▶ _DIRECTIVES_:
(1) Please reproduce the part of the Lock 'n Load Publishing text that opens with the words containing "David expanded the" and closes with "tabletop board game.".
(2) Proceed with the Lock 'n Load Publishing company history from where it stops.

Lock 'n Load Publishing is a developer and publisher of board and computer games, specifically strategy games and wargames. They are based out of Colorado.  From a small three-game beginning, Lock 'n Load Publishing has grown to a game company offering over fifty products including the Nations at War, World at War, Lock 'n Load, Corps Command, Tank on Tank series, Command Ops 2, and a company magazine, Line of Fire. In addition to historical, conflict-centered games, Lock 'n Load Publishing has also branched out into science fiction and horror, with All Things Zombie, Space Infantry, and Nuklear Winter '68.

Company history 

In 2003, Shrapnel Games published the first Lock 'n Load Tactical board game. Titled Forgotten Heroes, the game became an instant hit, selling out within the first year of publication. The next Lock 'n Load Tactical game quickly followed the module with the ANZAC Attack expansion, which also rapidly sold out.

Following the release of the original games, the next title, Band of Heroes, was published through Matrix Games. The game subsequently won the historical game of the year at the 2005 Origins Awards. In 2006, game designer Mark Walker founded Lock 'n Load Publishing.

In July 2014, entered a new stage with David Heath becoming LnLP's new principal owner and business manager. David Heath was the previous CEO/founder of Matrix Games, The Wargamer, and The Gamer's Network before leaving those companies and becoming the CEO of Lock 'n Load Publishing.

David expanded the design and development team, expanding the game titles and broadening its product lines. The new product lines included writing a series of paperback stories, accompanied by audiobooks editions.  Other products and activities included a new sci-fi roleplayer game series, streamlining their popular game series and releasing Starter Kits allowing players to try their game series quickly and cheaply. Lock 'n Load Publishing games are even more accessible, being available for free on virtual gaming platforms such as Vassal and Tabletop simulators and, with the release of the game's Companion books, allowing players to play virtually without needing to own the tabletop board game.

▶ _DATASET ENTRIES_:
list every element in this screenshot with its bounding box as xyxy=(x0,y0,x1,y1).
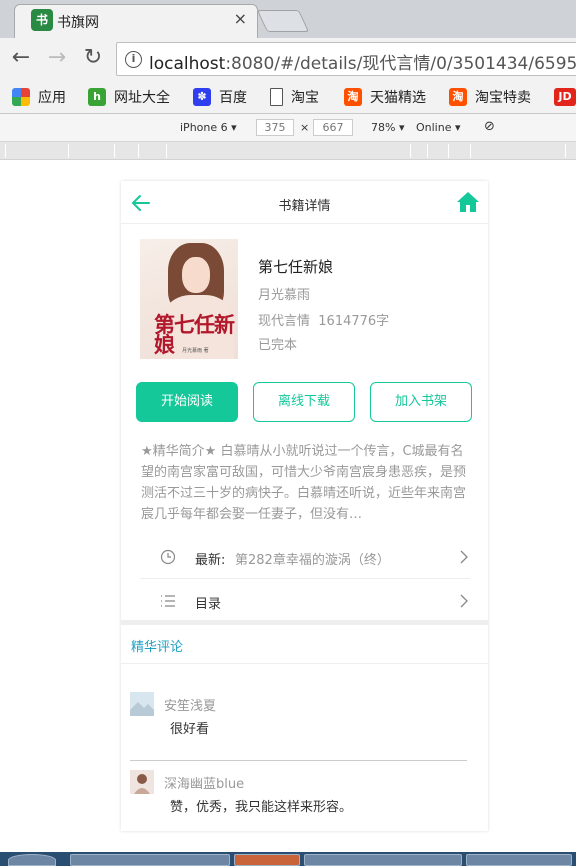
device-toolbar: iPhone 6 ▾ 375 × 667 78% ▾ Online ▾ ⊘ xyxy=(0,114,576,142)
bookmark-taobao[interactable]: 淘宝 xyxy=(270,86,319,108)
page-header: 书籍详情 xyxy=(121,181,488,224)
tab-close-icon[interactable]: × xyxy=(234,9,247,28)
book-category-words: 现代言情 1614776字 xyxy=(258,310,389,329)
bookmark-label: 天猫精选 xyxy=(370,90,426,106)
latest-chapter: 第282章幸福的漩涡（终） xyxy=(235,553,390,568)
width-input[interactable]: 375 xyxy=(256,119,294,136)
offline-download-button[interactable]: 离线下载 xyxy=(253,382,355,422)
os-taskbar xyxy=(0,852,576,866)
browser-tab-bar: 书 书旗网 × xyxy=(0,0,576,38)
latest-label: 最新: xyxy=(195,553,226,568)
back-arrow-icon[interactable]: ← xyxy=(8,46,34,72)
url-host: localhost xyxy=(149,54,226,74)
rotate-icon[interactable]: ⊘ xyxy=(484,119,495,134)
site-favicon-icon: 书 xyxy=(31,9,53,31)
catalog-row[interactable]: 目录 xyxy=(140,579,470,623)
address-bar[interactable]: i localhost:8080/#/details/现代言情/0/350143… xyxy=(116,42,576,76)
device-name: iPhone 6 xyxy=(180,121,228,134)
section-divider xyxy=(121,620,488,625)
book-author[interactable]: 月光慕雨 xyxy=(258,284,310,303)
book-category: 现代言情 xyxy=(258,314,311,329)
book-intro[interactable]: ★精华简介★ 白慕晴从小就听说过一个传言，C城最有名望的南宫家富可敌国，可惜大少… xyxy=(141,441,471,525)
bookmark-tmall[interactable]: 淘 天猫精选 xyxy=(344,86,426,108)
taskbar-app[interactable] xyxy=(466,854,572,866)
bookmark-jd[interactable]: JD xyxy=(554,86,576,108)
taskbar-app[interactable] xyxy=(70,854,230,866)
bookmark-label: 应用 xyxy=(38,90,66,106)
comment-user[interactable]: 安笙浅夏 xyxy=(164,695,216,714)
clock-icon xyxy=(160,549,176,565)
jd-icon: JD xyxy=(554,88,576,106)
bookmark-label: 淘宝特卖 xyxy=(475,90,531,106)
catalog-label: 目录 xyxy=(195,597,222,612)
url-path: :8080/#/details/现代言情/0/3501434/6595 xyxy=(225,54,576,74)
taskbar-app[interactable] xyxy=(234,854,300,866)
new-tab-button[interactable] xyxy=(256,10,310,32)
book-word-count: 1614776字 xyxy=(318,314,390,329)
comment-user[interactable]: 深海幽蓝blue xyxy=(164,773,244,792)
bookmark-label: 淘宝 xyxy=(291,90,319,106)
section-line xyxy=(121,663,488,664)
comment-text: 很好看 xyxy=(170,722,210,737)
comment-separator xyxy=(130,760,467,761)
book-status: 已完本 xyxy=(258,338,298,353)
forward-arrow-icon[interactable]: → xyxy=(44,46,70,72)
avatar[interactable] xyxy=(130,692,154,716)
apps-grid-icon xyxy=(12,88,30,106)
browser-tab[interactable]: 书 书旗网 × xyxy=(14,4,258,38)
start-reading-button[interactable]: 开始阅读 xyxy=(136,382,238,422)
taobao-icon: 淘 xyxy=(449,88,467,106)
page-icon xyxy=(270,88,283,106)
taskbar-app[interactable] xyxy=(304,854,462,866)
tab-title: 书旗网 xyxy=(57,15,99,31)
height-input[interactable]: 667 xyxy=(313,119,353,136)
start-button[interactable] xyxy=(8,854,56,866)
bookmark-label: 网址大全 xyxy=(114,90,170,106)
avatar[interactable] xyxy=(130,770,154,794)
add-to-shelf-button[interactable]: 加入书架 xyxy=(370,382,472,422)
bookmarks-bar: 应用 h 网址大全 ✽ 百度 淘宝 淘 天猫精选 淘 淘宝特卖 JD xyxy=(0,80,576,114)
baidu-paw-icon: ✽ xyxy=(193,88,211,106)
device-select[interactable]: iPhone 6 ▾ xyxy=(180,121,237,134)
reload-icon[interactable]: ↻ xyxy=(80,46,106,72)
chevron-right-icon xyxy=(460,550,468,564)
latest-chapter-row[interactable]: 最新: 第282章幸福的漩涡（终） xyxy=(140,535,470,579)
media-query-ruler xyxy=(0,142,576,160)
mobile-page: 书籍详情 第七任新娘 月光慕雨 著 第七任新娘 月光慕雨 现代言情 161477… xyxy=(121,181,488,831)
url-text: localhost:8080/#/details/现代言情/0/3501434/… xyxy=(149,49,576,74)
comments-title: 精华评论 xyxy=(131,640,184,655)
zoom-value: 78% xyxy=(371,121,396,134)
comment-text: 赞，优秀，我只能这样来形容。 xyxy=(170,800,353,815)
cover-face xyxy=(182,257,210,293)
bookmark-hao123[interactable]: h 网址大全 xyxy=(88,86,170,108)
page-title: 书籍详情 xyxy=(278,199,331,214)
hao-icon: h xyxy=(88,88,106,106)
list-icon xyxy=(161,595,175,607)
cover-author: 月光慕雨 著 xyxy=(182,348,209,354)
bookmark-taobao-sale[interactable]: 淘 淘宝特卖 xyxy=(449,86,531,108)
browser-toolbar: ← → ↻ i localhost:8080/#/details/现代言情/0/… xyxy=(0,38,576,80)
home-icon[interactable] xyxy=(456,191,480,213)
info-icon[interactable]: i xyxy=(125,51,142,68)
bookmark-baidu[interactable]: ✽ 百度 xyxy=(193,86,247,108)
network-value: Online xyxy=(416,121,452,134)
book-title: 第七任新娘 xyxy=(258,258,334,276)
taobao-icon: 淘 xyxy=(344,88,362,106)
bookmark-label: 百度 xyxy=(219,90,247,106)
network-select[interactable]: Online ▾ xyxy=(416,121,461,134)
chevron-right-icon xyxy=(460,594,468,608)
dimension-times: × xyxy=(300,121,310,134)
book-cover[interactable]: 第七任新娘 月光慕雨 著 xyxy=(140,239,238,359)
zoom-select[interactable]: 78% ▾ xyxy=(371,121,404,134)
bookmark-apps[interactable]: 应用 xyxy=(12,86,66,108)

▶ _THE REPLIES_:
(1)
David expanded the design and development team, expanding the game titles and broadening its product lines. The new product lines included writing a series of paperback stories, accompanied by audiobooks editions.  Other products and activities included a new sci-fi roleplayer game series, streamlining their popular game series and releasing Starter Kits allowing players to try their game series quickly and cheaply. Lock 'n Load Publishing games are even more accessible, being available for free on virtual gaming platforms such as Vassal and Tabletop simulators and, with the release of the game's Companion books, allowing players to play virtually without needing to own the tabletop board game.

(2)
In April 2020, Lock 'n Load Publishing had released, via Steam, its digital computer game line. These include the Tank On Tank, Nations At War, and Lock 'n Load Tactical series games for Windows, Mac, and iPad platforms. The World At War 85 Digital series is currently in development. The computer game, Victory and Glory: The American Civil War, similar to the 2016 predecessor, Victory & Glory: Napoleon (Also with a board game adaptation in 2017), was released for Windows PC in 2020.

Awards 
Lock 'n Load Publishing games have garnered awards from The International Gamers, Origins 2005 Historical Game of the Year, The Wargamer, Games Magazine, and a few of Charles S. Roberts' Awards, including best of the year award for Heroes of the Gap.  Additionally, Mark Walker's novel World at War: Revelation was nominated for best game-related publication at the 2011 Origins Game Convention.

Complete product line up

Tabletop Board Games

Lock 'n Load Tactical: 

 Lock 'n Load: Band of Heroes (2005)
 Lock 'n Load: Swift and Bold (2007)
 Lock 'n Load: Not One Step Back (2007)
 Lock 'n Load Tactical: Battle Pack Alpha (2007)
 Dark July 43 Expansion: Lock 'n Load Tactical (2008)
 Noville Bastogne's Outpost Expansion: Lock 'n Load Tactical (2009)
 Lock 'n Load: A Ring of Hills (2009)
 Lock 'n Load Tactical: Battle Pack Bravo (2009)
 Days of Villainy: Lock 'n Load Tactical (2015)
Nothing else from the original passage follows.